▶ Instructions to follow:
Find the lines containing the word "JSON" and copy every one of them.

>>>>

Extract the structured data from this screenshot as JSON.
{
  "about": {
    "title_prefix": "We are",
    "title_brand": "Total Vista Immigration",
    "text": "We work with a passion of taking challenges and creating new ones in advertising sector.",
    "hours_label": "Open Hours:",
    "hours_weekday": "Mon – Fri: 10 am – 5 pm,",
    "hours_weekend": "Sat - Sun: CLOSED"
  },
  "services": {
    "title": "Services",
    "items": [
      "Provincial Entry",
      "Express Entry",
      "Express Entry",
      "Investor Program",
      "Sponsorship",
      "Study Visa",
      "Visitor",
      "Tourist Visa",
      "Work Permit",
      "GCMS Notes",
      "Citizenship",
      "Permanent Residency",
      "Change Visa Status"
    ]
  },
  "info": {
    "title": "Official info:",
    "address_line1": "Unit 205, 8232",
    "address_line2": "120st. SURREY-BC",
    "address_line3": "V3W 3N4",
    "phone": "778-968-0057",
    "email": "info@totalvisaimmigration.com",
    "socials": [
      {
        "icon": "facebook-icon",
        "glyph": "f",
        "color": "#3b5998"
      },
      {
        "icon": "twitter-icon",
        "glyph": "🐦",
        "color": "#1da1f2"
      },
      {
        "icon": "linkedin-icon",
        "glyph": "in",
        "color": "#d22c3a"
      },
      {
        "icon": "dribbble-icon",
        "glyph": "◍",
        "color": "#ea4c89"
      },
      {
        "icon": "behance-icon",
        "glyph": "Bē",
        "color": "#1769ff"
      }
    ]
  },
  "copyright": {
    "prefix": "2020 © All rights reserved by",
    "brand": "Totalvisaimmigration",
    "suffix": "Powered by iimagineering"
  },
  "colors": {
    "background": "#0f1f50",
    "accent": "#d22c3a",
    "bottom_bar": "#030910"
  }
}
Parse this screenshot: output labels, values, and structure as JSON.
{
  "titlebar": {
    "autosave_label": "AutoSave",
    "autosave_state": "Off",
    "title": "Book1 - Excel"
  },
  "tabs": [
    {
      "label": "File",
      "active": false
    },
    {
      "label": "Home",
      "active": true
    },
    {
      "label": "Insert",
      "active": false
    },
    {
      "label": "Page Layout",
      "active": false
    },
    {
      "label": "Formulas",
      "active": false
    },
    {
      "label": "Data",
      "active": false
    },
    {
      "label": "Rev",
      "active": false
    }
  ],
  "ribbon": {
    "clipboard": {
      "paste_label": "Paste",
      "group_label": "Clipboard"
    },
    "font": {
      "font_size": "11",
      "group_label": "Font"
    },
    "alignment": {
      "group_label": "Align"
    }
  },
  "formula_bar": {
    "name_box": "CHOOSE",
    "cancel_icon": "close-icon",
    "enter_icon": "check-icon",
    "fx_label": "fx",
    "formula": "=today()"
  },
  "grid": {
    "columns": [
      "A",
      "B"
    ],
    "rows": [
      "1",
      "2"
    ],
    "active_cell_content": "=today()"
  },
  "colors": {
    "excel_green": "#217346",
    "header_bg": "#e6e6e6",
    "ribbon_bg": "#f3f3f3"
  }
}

<<<<

▶ Answer to the exercise:
Extract the structured data from this screenshot as JSON.
Parse this screenshot: output labels, values, and structure as JSON.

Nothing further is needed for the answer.